### [Task statement]
Return the lines from the start through the line with "menu-item-compass[interactable]: ON (16, 266, 142, 300)", both ends included, with no changes.

Items from a data source

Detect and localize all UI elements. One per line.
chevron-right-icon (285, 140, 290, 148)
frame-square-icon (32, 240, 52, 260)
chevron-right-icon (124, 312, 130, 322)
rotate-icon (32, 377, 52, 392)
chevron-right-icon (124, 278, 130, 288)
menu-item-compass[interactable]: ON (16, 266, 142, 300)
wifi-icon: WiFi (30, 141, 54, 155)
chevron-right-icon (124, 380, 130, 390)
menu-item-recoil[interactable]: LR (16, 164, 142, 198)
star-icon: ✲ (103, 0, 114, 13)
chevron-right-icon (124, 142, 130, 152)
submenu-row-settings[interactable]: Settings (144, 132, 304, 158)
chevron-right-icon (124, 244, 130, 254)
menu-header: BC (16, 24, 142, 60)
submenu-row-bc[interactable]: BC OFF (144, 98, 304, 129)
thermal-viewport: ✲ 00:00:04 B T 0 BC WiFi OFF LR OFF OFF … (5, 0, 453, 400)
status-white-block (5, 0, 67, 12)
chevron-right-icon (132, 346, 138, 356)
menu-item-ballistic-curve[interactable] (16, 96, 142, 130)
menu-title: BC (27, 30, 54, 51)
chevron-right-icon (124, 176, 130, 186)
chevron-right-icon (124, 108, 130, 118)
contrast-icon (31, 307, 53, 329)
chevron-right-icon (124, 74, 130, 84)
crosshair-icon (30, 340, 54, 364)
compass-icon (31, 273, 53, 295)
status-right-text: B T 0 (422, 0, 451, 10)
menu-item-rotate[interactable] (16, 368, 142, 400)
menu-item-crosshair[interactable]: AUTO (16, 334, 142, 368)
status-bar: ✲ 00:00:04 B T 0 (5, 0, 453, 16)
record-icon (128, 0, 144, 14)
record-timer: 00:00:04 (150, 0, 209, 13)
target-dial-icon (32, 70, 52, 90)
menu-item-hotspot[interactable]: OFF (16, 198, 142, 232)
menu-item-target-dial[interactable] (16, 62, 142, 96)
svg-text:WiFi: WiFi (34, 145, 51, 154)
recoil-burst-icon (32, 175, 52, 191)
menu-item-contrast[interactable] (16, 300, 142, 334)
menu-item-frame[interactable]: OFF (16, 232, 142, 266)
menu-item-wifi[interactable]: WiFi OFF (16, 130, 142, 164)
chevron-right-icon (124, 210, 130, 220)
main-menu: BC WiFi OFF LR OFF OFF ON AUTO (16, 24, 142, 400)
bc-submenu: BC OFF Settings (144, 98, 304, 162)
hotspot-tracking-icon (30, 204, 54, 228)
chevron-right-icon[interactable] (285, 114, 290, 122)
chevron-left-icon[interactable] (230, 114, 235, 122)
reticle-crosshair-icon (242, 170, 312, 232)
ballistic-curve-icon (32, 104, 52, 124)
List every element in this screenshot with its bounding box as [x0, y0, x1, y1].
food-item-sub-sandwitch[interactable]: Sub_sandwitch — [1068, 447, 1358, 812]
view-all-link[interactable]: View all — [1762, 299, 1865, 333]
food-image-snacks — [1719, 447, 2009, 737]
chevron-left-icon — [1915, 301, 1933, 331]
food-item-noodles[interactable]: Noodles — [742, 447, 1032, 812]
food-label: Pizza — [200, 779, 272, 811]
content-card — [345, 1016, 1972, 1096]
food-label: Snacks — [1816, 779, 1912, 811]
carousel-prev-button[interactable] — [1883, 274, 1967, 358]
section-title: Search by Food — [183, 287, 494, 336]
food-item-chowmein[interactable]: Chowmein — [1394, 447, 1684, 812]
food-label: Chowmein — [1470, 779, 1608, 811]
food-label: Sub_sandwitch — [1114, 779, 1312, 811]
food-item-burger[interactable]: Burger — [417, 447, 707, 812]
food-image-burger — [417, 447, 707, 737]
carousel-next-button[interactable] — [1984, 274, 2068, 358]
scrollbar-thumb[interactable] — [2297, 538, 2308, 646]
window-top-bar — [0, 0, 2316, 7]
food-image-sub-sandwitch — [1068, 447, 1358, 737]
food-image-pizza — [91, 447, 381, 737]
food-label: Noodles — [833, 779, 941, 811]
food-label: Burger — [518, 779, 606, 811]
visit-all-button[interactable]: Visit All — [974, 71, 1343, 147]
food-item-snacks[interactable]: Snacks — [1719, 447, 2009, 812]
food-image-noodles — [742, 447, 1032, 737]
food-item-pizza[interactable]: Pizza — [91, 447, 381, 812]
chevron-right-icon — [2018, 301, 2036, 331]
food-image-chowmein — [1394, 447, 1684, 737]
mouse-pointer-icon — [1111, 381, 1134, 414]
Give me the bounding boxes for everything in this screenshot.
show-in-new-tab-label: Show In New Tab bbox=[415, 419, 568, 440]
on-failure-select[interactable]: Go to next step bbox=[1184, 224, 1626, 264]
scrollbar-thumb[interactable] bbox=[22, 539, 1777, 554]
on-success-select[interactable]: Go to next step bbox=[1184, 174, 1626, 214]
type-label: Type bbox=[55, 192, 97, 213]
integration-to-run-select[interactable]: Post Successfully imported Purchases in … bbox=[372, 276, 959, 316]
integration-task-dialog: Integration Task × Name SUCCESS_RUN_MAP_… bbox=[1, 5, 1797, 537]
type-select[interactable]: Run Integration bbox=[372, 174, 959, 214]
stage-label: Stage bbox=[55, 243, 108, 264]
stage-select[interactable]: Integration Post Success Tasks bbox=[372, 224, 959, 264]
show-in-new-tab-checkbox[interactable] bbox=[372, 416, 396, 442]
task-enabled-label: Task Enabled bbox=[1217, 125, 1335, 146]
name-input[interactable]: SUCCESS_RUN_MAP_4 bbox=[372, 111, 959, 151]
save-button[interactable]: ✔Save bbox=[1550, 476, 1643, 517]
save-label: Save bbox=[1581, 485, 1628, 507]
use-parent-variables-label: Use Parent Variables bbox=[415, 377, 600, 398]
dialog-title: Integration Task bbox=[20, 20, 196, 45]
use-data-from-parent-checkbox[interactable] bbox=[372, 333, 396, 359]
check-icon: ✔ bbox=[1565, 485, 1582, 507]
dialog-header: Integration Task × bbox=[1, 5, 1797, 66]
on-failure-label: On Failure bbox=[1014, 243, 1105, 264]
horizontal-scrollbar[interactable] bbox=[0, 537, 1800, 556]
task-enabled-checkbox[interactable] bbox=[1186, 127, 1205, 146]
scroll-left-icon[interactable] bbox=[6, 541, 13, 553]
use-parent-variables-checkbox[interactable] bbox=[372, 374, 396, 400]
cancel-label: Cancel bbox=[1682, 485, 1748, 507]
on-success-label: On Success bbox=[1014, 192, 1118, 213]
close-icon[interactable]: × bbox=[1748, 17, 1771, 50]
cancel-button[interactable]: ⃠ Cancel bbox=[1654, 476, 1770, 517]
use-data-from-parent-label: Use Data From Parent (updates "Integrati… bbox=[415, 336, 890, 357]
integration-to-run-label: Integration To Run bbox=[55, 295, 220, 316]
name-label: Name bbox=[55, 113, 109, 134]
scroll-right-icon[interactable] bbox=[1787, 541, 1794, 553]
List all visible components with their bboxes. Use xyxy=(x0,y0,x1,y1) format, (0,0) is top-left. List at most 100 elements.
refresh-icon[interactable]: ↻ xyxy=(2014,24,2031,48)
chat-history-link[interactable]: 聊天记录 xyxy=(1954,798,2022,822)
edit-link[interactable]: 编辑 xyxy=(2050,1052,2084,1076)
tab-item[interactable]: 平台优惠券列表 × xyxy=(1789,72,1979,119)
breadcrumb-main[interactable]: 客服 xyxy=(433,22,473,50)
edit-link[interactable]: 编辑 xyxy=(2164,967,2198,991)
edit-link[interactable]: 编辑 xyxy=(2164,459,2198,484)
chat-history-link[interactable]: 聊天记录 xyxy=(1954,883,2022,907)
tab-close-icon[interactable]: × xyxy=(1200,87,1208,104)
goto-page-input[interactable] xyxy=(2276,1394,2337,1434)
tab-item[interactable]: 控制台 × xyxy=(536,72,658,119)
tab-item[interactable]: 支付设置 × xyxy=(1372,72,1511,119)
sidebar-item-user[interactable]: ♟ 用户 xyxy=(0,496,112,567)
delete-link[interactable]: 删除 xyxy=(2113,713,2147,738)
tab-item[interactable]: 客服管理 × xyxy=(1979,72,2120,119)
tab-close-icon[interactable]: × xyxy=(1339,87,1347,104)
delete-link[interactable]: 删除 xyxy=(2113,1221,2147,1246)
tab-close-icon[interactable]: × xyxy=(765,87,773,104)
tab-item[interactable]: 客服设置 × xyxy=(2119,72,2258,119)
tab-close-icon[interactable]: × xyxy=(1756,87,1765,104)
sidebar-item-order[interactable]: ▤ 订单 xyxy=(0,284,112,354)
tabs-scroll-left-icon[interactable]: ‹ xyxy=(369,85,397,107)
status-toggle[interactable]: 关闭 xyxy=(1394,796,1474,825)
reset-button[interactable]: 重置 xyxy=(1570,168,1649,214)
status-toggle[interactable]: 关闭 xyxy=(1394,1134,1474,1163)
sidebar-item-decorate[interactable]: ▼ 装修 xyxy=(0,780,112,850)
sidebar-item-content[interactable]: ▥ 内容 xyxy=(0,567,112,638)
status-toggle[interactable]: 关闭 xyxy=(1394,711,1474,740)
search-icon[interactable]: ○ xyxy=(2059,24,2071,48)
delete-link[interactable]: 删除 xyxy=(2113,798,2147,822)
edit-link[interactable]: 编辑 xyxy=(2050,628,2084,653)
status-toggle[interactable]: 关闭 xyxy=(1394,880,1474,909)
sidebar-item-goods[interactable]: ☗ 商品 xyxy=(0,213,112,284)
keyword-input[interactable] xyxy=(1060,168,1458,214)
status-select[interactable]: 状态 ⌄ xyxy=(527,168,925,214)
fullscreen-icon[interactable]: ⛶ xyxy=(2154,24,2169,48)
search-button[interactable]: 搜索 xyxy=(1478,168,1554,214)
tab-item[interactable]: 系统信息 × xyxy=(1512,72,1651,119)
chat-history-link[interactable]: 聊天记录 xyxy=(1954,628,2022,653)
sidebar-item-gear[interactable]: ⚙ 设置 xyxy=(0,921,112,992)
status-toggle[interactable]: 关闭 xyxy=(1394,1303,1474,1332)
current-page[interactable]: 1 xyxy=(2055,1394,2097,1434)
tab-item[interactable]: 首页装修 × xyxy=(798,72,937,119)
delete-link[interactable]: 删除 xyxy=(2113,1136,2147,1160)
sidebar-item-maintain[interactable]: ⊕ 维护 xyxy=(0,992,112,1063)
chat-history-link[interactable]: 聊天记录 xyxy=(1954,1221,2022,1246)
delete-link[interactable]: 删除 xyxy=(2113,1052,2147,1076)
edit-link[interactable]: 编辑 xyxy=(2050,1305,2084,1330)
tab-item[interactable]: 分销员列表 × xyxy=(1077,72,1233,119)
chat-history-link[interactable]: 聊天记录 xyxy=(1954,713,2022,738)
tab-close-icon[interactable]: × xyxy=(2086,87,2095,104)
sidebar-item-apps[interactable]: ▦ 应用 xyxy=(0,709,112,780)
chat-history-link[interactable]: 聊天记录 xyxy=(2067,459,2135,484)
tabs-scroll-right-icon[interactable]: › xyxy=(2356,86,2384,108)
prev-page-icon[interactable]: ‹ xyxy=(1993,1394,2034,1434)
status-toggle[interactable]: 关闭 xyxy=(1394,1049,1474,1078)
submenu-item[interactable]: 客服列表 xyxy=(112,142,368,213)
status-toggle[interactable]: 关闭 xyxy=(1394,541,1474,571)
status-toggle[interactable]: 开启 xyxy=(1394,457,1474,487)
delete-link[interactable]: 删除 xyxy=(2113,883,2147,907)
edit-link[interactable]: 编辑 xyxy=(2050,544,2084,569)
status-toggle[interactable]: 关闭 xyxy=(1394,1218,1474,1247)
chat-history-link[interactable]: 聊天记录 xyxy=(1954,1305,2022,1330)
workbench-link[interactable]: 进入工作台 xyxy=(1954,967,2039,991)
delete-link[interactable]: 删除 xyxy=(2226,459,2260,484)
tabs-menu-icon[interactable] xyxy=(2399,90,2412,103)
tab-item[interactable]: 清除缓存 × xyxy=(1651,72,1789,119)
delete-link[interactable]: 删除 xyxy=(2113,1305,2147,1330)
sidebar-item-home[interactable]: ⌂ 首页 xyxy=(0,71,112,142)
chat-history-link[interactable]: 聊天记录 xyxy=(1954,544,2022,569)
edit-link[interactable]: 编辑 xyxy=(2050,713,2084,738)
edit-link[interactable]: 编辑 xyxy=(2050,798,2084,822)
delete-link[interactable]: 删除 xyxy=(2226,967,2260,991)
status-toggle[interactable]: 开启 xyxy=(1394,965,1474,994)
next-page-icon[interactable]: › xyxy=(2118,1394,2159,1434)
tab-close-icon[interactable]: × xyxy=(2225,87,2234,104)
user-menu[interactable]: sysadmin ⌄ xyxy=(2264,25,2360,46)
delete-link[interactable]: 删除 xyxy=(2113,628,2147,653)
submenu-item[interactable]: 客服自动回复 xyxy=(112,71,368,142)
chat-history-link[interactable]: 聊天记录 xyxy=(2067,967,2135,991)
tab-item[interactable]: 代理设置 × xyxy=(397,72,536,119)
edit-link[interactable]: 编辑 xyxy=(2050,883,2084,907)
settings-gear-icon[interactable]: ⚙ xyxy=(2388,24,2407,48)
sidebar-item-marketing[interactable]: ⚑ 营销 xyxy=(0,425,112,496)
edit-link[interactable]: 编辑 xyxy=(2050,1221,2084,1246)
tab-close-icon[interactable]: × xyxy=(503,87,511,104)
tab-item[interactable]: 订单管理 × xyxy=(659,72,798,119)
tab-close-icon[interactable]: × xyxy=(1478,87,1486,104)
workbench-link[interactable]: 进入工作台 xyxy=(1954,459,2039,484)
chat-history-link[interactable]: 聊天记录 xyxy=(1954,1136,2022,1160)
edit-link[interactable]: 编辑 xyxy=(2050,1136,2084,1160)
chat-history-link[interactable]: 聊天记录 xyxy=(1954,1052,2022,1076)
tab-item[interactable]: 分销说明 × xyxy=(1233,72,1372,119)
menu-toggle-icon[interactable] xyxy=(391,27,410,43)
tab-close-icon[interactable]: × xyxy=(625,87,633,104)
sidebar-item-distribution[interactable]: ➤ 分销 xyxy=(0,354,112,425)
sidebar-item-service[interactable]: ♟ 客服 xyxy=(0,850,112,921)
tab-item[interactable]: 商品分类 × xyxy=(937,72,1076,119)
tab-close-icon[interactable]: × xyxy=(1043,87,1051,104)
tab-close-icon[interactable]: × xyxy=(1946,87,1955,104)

### [Task answer]
Detect and localize all UI elements. One per line.
chevron-right-icon (285, 140, 290, 148)
frame-square-icon (32, 240, 52, 260)
chevron-right-icon (124, 312, 130, 322)
rotate-icon (32, 377, 52, 392)
chevron-right-icon (124, 278, 130, 288)
menu-item-compass[interactable]: ON (16, 266, 142, 300)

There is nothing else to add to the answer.